* [Written instruction]
In the records below, find each line with the word "platform" and copy it.

* [Supplied records]
********************

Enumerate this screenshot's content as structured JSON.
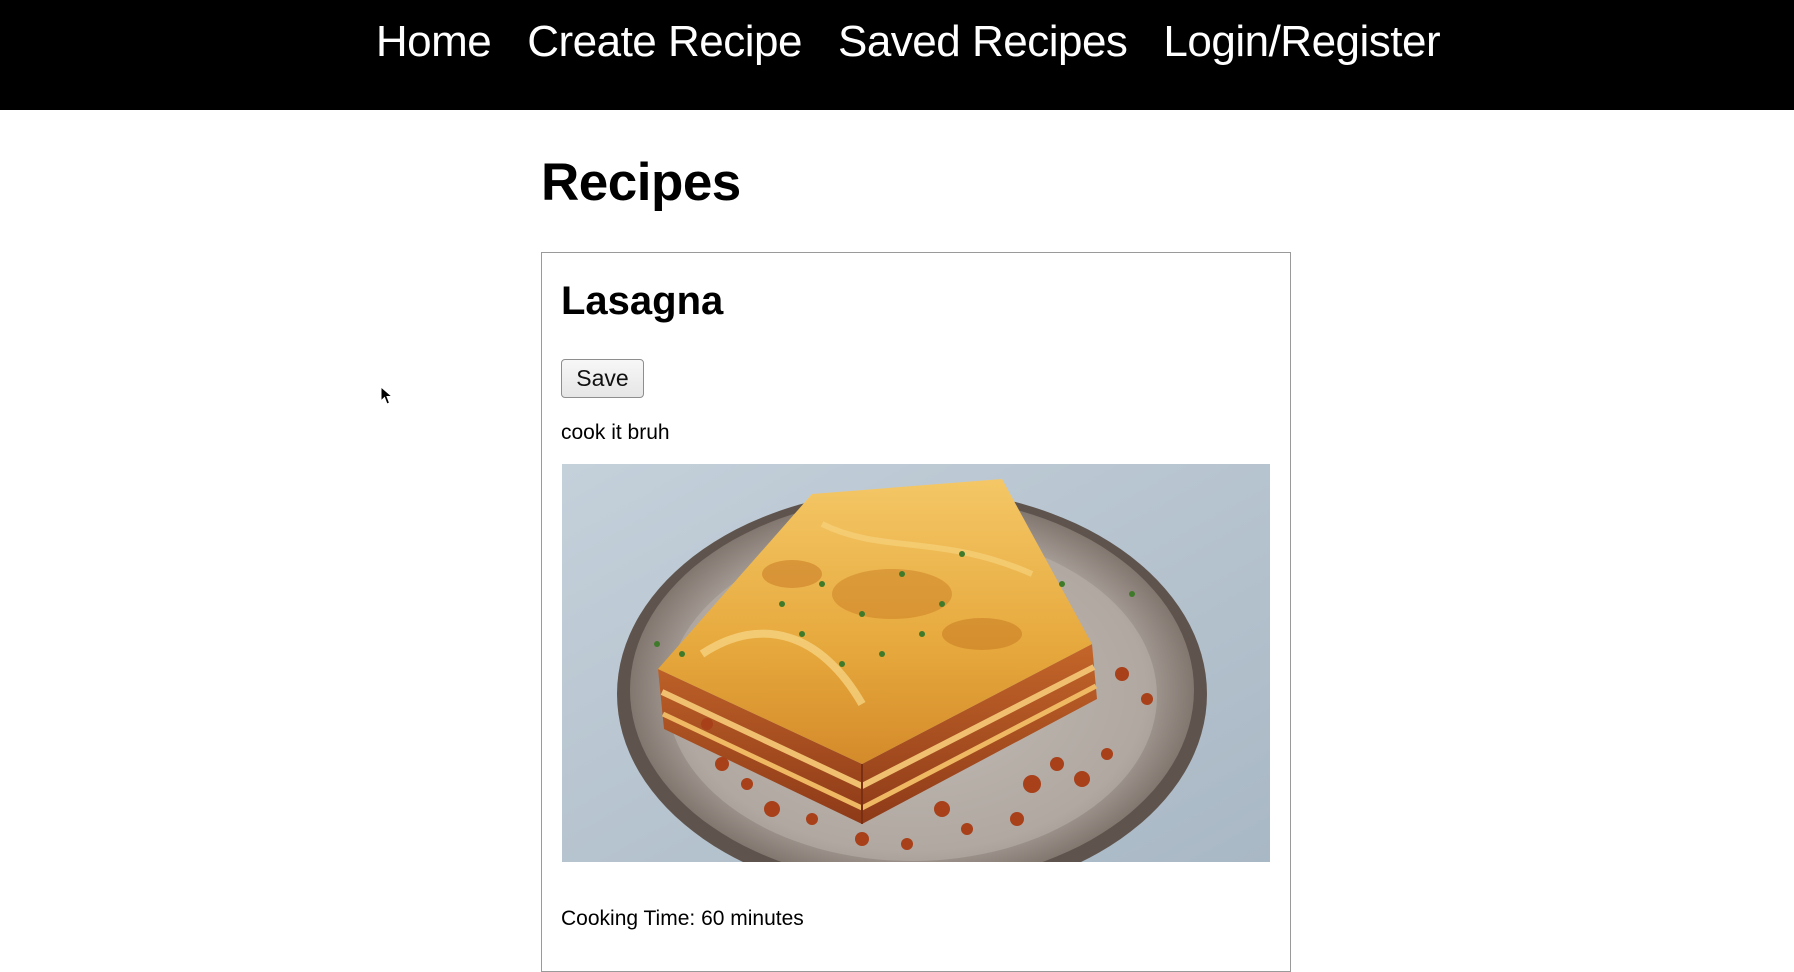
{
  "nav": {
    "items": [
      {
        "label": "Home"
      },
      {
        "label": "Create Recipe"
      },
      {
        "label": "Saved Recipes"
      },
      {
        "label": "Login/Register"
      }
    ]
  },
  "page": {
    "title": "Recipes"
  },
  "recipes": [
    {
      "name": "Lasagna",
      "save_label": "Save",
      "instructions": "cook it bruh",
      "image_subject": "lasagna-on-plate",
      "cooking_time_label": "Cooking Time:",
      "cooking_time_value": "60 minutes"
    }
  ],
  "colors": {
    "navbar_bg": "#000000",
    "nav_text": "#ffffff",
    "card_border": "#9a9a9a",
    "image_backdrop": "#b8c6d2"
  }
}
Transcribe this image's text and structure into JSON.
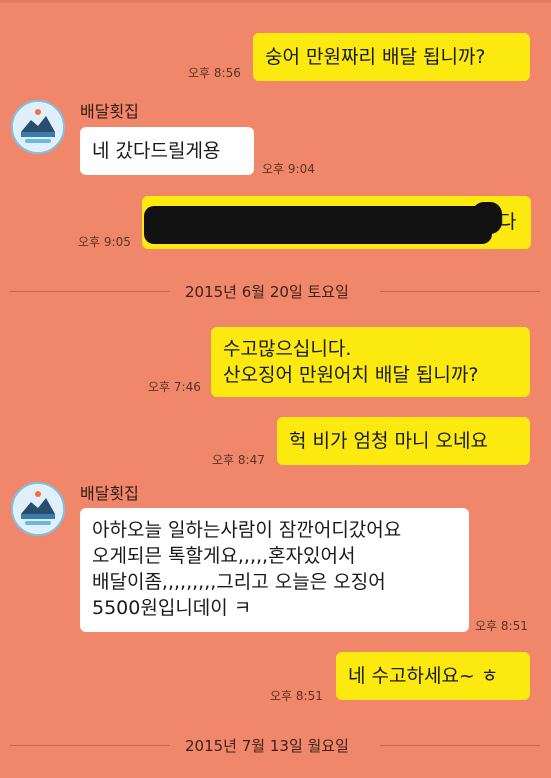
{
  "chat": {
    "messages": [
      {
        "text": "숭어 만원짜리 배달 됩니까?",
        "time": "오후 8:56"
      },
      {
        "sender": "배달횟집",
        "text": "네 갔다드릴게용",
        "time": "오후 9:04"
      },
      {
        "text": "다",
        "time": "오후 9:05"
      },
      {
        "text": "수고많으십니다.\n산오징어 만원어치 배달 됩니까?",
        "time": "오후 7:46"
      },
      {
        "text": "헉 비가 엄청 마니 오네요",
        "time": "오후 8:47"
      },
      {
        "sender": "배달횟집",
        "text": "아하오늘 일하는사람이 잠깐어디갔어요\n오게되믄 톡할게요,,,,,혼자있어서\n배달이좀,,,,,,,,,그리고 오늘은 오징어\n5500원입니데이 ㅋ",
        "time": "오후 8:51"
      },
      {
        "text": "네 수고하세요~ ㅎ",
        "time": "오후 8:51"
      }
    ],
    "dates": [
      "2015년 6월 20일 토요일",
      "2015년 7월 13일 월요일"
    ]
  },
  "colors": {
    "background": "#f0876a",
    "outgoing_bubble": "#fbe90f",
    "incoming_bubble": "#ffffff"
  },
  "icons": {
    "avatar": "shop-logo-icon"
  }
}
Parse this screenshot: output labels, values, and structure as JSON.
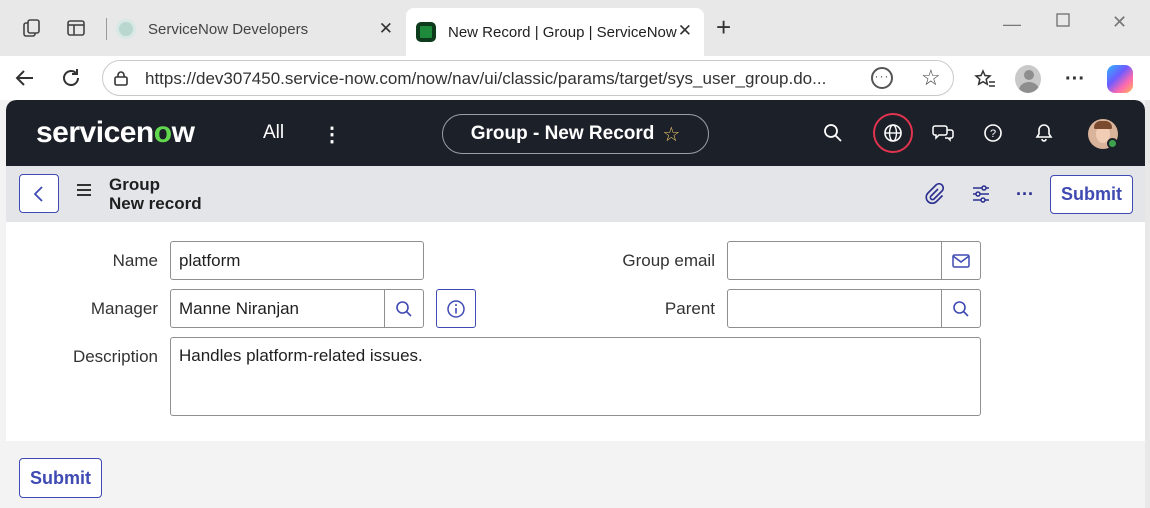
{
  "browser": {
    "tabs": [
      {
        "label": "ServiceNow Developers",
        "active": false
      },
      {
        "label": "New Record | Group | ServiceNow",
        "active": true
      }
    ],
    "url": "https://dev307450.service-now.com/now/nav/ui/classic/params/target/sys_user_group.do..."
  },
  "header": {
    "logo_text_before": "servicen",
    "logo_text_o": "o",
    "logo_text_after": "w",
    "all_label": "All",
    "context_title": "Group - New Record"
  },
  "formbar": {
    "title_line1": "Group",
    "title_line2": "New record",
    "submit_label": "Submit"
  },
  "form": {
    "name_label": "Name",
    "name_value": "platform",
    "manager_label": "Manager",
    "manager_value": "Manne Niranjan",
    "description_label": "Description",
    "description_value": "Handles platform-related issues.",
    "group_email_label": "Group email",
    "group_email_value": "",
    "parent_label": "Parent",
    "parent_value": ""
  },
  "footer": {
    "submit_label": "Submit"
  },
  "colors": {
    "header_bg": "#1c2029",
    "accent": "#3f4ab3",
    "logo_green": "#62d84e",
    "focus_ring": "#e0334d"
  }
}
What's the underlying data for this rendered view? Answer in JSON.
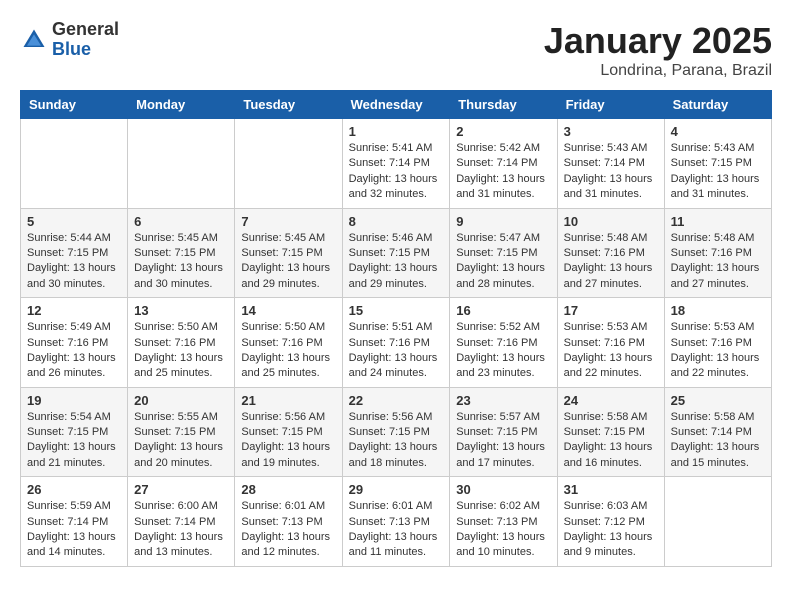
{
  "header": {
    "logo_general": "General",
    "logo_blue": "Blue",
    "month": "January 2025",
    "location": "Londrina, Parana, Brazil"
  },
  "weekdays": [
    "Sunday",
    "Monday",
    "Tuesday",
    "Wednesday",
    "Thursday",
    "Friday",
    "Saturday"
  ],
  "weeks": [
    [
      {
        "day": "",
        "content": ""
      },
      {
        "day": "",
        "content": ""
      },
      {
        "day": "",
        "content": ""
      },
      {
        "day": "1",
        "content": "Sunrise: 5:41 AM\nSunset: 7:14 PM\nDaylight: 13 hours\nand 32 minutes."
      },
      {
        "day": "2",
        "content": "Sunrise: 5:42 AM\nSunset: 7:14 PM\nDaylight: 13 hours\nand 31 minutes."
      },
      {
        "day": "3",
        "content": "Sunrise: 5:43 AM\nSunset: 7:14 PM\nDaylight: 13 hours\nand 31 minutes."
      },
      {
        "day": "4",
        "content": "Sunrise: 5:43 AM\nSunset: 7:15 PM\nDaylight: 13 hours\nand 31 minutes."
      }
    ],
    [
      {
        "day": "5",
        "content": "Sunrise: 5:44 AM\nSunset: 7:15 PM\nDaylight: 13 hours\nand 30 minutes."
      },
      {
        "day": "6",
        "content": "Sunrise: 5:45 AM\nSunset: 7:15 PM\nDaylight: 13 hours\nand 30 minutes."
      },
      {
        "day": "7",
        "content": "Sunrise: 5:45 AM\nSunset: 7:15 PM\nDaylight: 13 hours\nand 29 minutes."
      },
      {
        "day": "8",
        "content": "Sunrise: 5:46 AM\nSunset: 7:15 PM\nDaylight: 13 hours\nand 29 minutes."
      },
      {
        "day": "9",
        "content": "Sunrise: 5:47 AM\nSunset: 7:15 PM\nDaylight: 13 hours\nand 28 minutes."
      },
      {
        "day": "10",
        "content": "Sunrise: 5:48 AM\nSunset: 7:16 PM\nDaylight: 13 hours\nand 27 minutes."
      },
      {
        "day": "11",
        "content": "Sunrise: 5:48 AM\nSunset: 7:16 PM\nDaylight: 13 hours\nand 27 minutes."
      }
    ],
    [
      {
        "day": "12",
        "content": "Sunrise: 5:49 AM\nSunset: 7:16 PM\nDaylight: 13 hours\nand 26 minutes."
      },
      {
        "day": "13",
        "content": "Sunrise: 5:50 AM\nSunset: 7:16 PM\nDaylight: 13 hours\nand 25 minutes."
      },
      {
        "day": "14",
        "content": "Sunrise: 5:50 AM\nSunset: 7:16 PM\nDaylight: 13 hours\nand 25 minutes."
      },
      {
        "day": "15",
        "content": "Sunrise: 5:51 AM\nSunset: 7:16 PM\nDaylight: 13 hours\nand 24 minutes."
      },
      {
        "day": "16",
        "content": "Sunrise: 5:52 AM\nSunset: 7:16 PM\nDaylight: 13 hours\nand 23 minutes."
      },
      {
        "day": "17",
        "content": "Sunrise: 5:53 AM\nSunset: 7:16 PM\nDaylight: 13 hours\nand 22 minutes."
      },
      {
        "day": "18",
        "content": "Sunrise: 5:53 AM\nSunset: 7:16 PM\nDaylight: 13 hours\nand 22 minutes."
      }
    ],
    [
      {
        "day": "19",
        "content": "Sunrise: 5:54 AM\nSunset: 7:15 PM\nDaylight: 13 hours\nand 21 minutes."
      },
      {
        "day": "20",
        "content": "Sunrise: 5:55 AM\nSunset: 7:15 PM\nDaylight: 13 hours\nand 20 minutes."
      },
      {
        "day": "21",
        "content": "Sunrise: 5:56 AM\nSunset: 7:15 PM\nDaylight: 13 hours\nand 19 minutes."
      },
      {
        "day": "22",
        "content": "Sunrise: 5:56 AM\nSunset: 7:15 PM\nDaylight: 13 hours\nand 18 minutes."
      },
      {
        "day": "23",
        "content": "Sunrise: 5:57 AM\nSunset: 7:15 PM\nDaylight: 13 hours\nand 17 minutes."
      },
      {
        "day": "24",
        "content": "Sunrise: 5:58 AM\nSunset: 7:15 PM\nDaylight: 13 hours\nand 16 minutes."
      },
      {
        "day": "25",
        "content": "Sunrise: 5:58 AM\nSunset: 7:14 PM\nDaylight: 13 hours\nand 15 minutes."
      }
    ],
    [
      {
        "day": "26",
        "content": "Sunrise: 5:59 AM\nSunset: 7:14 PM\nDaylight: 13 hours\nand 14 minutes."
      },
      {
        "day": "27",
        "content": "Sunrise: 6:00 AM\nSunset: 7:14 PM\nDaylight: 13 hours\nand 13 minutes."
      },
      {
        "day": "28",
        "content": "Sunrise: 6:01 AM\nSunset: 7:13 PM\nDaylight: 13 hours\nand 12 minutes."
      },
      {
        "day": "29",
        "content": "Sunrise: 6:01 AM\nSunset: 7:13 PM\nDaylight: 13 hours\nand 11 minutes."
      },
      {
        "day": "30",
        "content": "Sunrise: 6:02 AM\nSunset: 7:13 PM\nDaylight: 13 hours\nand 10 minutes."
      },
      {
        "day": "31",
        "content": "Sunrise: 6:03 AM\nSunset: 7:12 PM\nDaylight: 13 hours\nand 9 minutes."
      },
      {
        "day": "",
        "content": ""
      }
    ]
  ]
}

********************

* [Output of the task]
    "name_value": "platform",
    "description_value": "Handles platform-related issues.",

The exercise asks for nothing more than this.